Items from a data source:
========
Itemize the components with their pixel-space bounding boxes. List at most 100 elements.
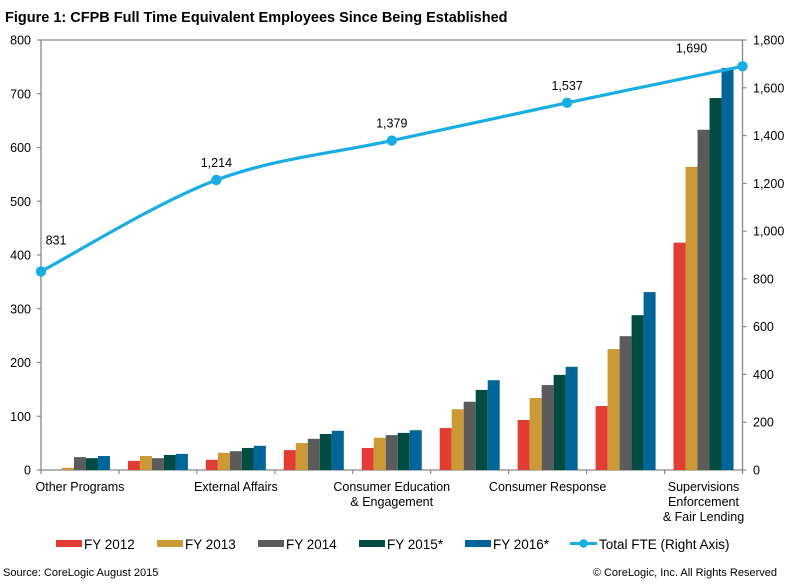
copyright-note: © CoreLogic, Inc. All Rights Reserved: [593, 567, 777, 579]
bar: [253, 445, 266, 470]
bar: [241, 447, 254, 470]
bar: [373, 437, 386, 470]
bar: [565, 366, 578, 470]
bar: [673, 242, 686, 470]
bar: [439, 428, 452, 470]
category-label: Other Programs: [36, 480, 125, 494]
bar: [697, 129, 710, 470]
legend-swatch: [359, 540, 385, 547]
category-label: Enforcement: [668, 495, 739, 509]
bar: [529, 397, 542, 470]
left-axis-tick-label: 300: [10, 302, 31, 316]
bar-series-fy-2016: [97, 67, 734, 470]
left-axis-tick-label: 700: [10, 87, 31, 101]
left-axis-tick-label: 500: [10, 195, 31, 209]
bar: [517, 420, 530, 470]
bar: [463, 401, 476, 470]
bar: [451, 409, 464, 470]
bar: [73, 457, 86, 470]
bar: [127, 460, 140, 470]
category-label: & Engagement: [350, 495, 433, 509]
bar: [163, 454, 176, 470]
legend-item: FY 2013: [157, 537, 236, 552]
right-axis-tick-label: 1,800: [753, 34, 784, 48]
bar: [97, 456, 110, 470]
bar: [229, 451, 242, 470]
bar: [619, 336, 632, 470]
total-fte-marker: [35, 266, 47, 277]
left-axis-tick-label: 600: [10, 141, 31, 155]
right-axis-tick-label: 600: [753, 320, 774, 334]
bar: [361, 447, 374, 470]
bar: [709, 98, 722, 471]
category-label: Consumer Response: [489, 480, 606, 494]
bar: [307, 438, 320, 470]
legend-swatch: [56, 540, 82, 547]
legend-label: FY 2014: [286, 537, 337, 552]
total-fte-line: [40, 64, 743, 273]
bar: [553, 374, 566, 470]
legend-label: FY 2013: [185, 537, 236, 552]
total-fte-data-label: 831: [46, 233, 67, 247]
bar-series-fy-2012: [127, 242, 686, 470]
legend-item: FY 2012: [56, 537, 135, 552]
total-fte-marker: [561, 97, 573, 109]
left-axis-tick-label: 0: [24, 464, 31, 478]
legend-swatch: [157, 540, 183, 547]
bar: [487, 380, 500, 470]
total-fte-data-label: 1,379: [376, 117, 407, 131]
right-axis-tick-label: 200: [753, 416, 774, 430]
bar: [217, 452, 230, 470]
legend-item-line: Total FTE (Right Axis): [570, 537, 730, 552]
left-axis-tick-label: 100: [10, 410, 31, 424]
legend-label: FY 2016*: [493, 537, 550, 552]
legend-line-marker: [579, 539, 588, 548]
source-note: Source: CoreLogic August 2015: [3, 567, 158, 579]
line-series-group: 831 1,214 1,379 1,537 1,690: [35, 41, 748, 277]
legend-swatch: [258, 540, 284, 547]
chart-title: Figure 1: CFPB Full Time Equivalent Empl…: [5, 10, 508, 26]
category-label: External Affairs: [194, 480, 278, 494]
bar: [175, 453, 188, 470]
left-axis-tick-label: 800: [10, 34, 31, 48]
right-axis-tick-label: 1,400: [753, 129, 784, 143]
bar: [595, 406, 608, 470]
right-axis-tick-label: 1,000: [753, 225, 784, 239]
bar: [61, 467, 74, 470]
bar: [85, 458, 98, 470]
bar: [721, 67, 734, 470]
total-fte-marker: [211, 174, 222, 186]
bar: [397, 432, 410, 470]
right-axis-tick-label: 0: [753, 464, 760, 478]
legend-label: Total FTE (Right Axis): [599, 537, 730, 552]
legend-label: FY 2015*: [387, 537, 444, 552]
category-label: Consumer Education: [333, 480, 450, 494]
left-axis-tick-label: 200: [10, 356, 31, 370]
legend-label: FY 2012: [84, 537, 135, 552]
bar: [319, 433, 332, 470]
total-fte-marker: [386, 135, 397, 146]
right-axis-tick-label: 400: [753, 368, 774, 382]
bar: [541, 385, 554, 470]
bar: [631, 315, 644, 470]
right-axis-tick-label: 800: [753, 272, 774, 286]
total-fte-data-label: 1,690: [676, 41, 707, 55]
bar: [475, 389, 488, 470]
bar: [205, 459, 218, 470]
legend-item: FY 2015*: [359, 537, 444, 552]
bar: [331, 430, 344, 470]
bar: [643, 292, 656, 470]
category-label: Supervisions: [668, 480, 740, 494]
right-axis-tick-label: 1,600: [753, 81, 784, 95]
legend-item: FY 2014: [258, 537, 337, 552]
bar: [151, 458, 164, 470]
bar: [385, 435, 398, 470]
bar: [607, 349, 620, 470]
category-label: & Fair Lending: [663, 510, 744, 524]
total-fte-data-label: 1,214: [201, 156, 232, 170]
bar: [283, 450, 296, 470]
total-fte-data-label: 1,537: [551, 79, 582, 93]
legend: FY 2012 FY 2013 FY 2014 FY 2015* FY 2016* Tot…: [56, 537, 730, 552]
legend-item: FY 2016*: [465, 537, 550, 552]
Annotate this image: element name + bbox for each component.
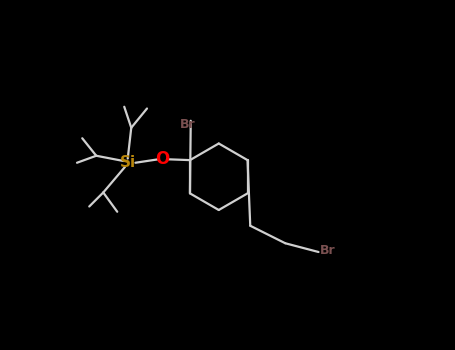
Text: Br: Br [179, 118, 195, 131]
Text: O: O [156, 150, 170, 168]
Text: Br: Br [319, 244, 335, 257]
Text: Si: Si [120, 155, 136, 170]
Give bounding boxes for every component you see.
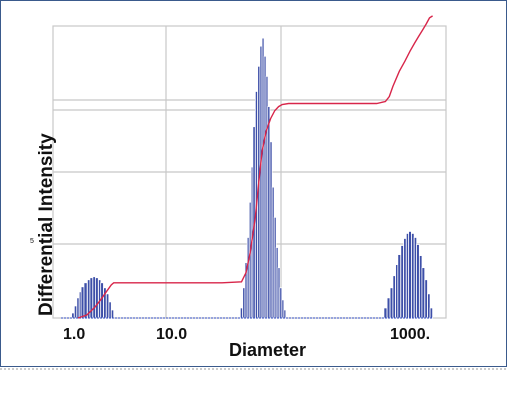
cumulative-line [77, 15, 433, 319]
y-axis-label: Differential Intensity [36, 133, 57, 316]
histogram-bar [389, 287, 394, 319]
histogram-bar [403, 238, 407, 319]
histogram-bar [400, 245, 404, 319]
histogram-bar [76, 297, 80, 319]
x-axis-label: Diameter [229, 340, 307, 360]
histogram-bar [408, 231, 412, 319]
histogram-bar [83, 282, 88, 319]
histogram-bar [110, 309, 115, 319]
x-tick-label: 1.0 [63, 326, 86, 343]
histogram-bar [411, 233, 415, 319]
histogram-bar [397, 254, 402, 319]
x-tick-label: 1000. [390, 326, 431, 343]
histogram-bar [95, 277, 99, 319]
histogram-bar [73, 305, 78, 319]
histogram-bar [283, 309, 287, 319]
lines [61, 15, 433, 319]
bars [71, 37, 434, 319]
histogram-bar [71, 312, 75, 319]
histogram-bar [392, 275, 396, 319]
x-tick-label: 10.0 [156, 326, 188, 343]
histogram-bar [424, 279, 428, 319]
histogram-bar [429, 307, 434, 319]
histogram-bar [421, 267, 426, 319]
histogram-bar [386, 297, 391, 319]
histogram-bar [105, 293, 110, 319]
histogram-bar [281, 299, 285, 319]
y-tick-label: 5 [30, 238, 34, 245]
histogram-bar [383, 307, 388, 319]
histogram-bar [416, 244, 420, 319]
histogram-bar [239, 307, 244, 319]
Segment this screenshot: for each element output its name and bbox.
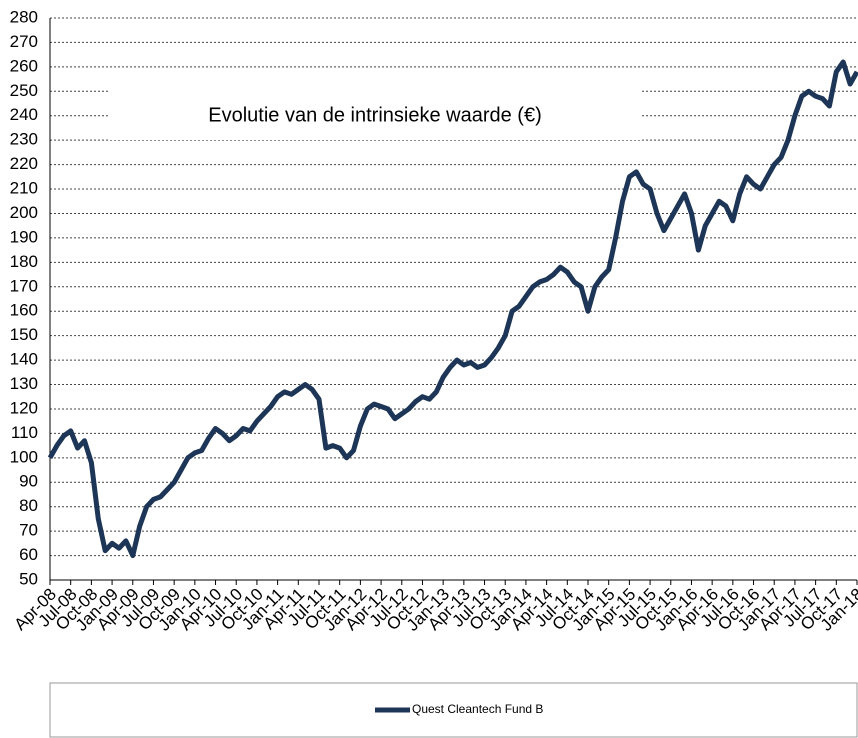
y-tick-label: 80 bbox=[19, 496, 38, 515]
y-tick-label: 230 bbox=[10, 130, 38, 149]
y-tick-label: 60 bbox=[19, 545, 38, 564]
y-tick-label: 190 bbox=[10, 227, 38, 246]
y-tick-label: 180 bbox=[10, 252, 38, 271]
y-tick-label: 140 bbox=[10, 350, 38, 369]
y-tick-label: 120 bbox=[10, 398, 38, 417]
y-tick-label: 170 bbox=[10, 276, 38, 295]
y-tick-label: 200 bbox=[10, 203, 38, 222]
y-tick-label: 70 bbox=[19, 521, 38, 540]
y-tick-label: 130 bbox=[10, 374, 38, 393]
y-tick-label: 150 bbox=[10, 325, 38, 344]
chart-title: Evolutie van de intrinsieke waarde (€) bbox=[208, 104, 542, 126]
y-tick-label: 240 bbox=[10, 105, 38, 124]
y-tick-label: 220 bbox=[10, 154, 38, 173]
y-tick-label: 210 bbox=[10, 179, 38, 198]
y-tick-label: 260 bbox=[10, 56, 38, 75]
line-series bbox=[47, 59, 858, 559]
legend-box bbox=[49, 682, 858, 738]
y-tick-label: 90 bbox=[19, 472, 38, 491]
y-tick-label: 50 bbox=[19, 569, 38, 588]
y-tick-label: 110 bbox=[11, 423, 38, 442]
y-tick-label: 160 bbox=[10, 301, 38, 320]
legend-label: Quest Cleantech Fund B bbox=[412, 702, 543, 716]
y-tick-label: 100 bbox=[10, 447, 38, 466]
y-tick-label: 280 bbox=[10, 7, 38, 26]
title-box bbox=[110, 90, 640, 140]
y-tick-label: 270 bbox=[10, 32, 38, 51]
y-tick-label: 250 bbox=[10, 81, 38, 100]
========
Written problem — Reproduce the lines from the one containing "copyright-note: © CoreLogic, Inc." through the one containing "category-label: & Engagement: [350, 495, 433, 509]", substituting "category-name" for "category-label" and leaving all else unchanged.

Answer to the problem —
copyright-note: © CoreLogic, Inc. All Rights Reserved: [593, 567, 777, 579]
bar: [253, 445, 266, 470]
bar: [241, 447, 254, 470]
bar: [373, 437, 386, 470]
bar: [565, 366, 578, 470]
bar: [673, 242, 686, 470]
bar: [439, 428, 452, 470]
category-name: Other Programs: [36, 480, 125, 494]
bar: [697, 129, 710, 470]
legend-swatch: [359, 540, 385, 547]
category-name: Enforcement: [668, 495, 739, 509]
bar: [529, 397, 542, 470]
left-axis-tick-label: 300: [10, 302, 31, 316]
bar-series-fy-2016: [97, 67, 734, 470]
left-axis-tick-label: 700: [10, 87, 31, 101]
left-axis-tick-label: 500: [10, 195, 31, 209]
bar: [517, 420, 530, 470]
bar: [463, 401, 476, 470]
bar: [451, 409, 464, 470]
bar: [73, 457, 86, 470]
bar: [127, 460, 140, 470]
category-name: & Engagement: [350, 495, 433, 509]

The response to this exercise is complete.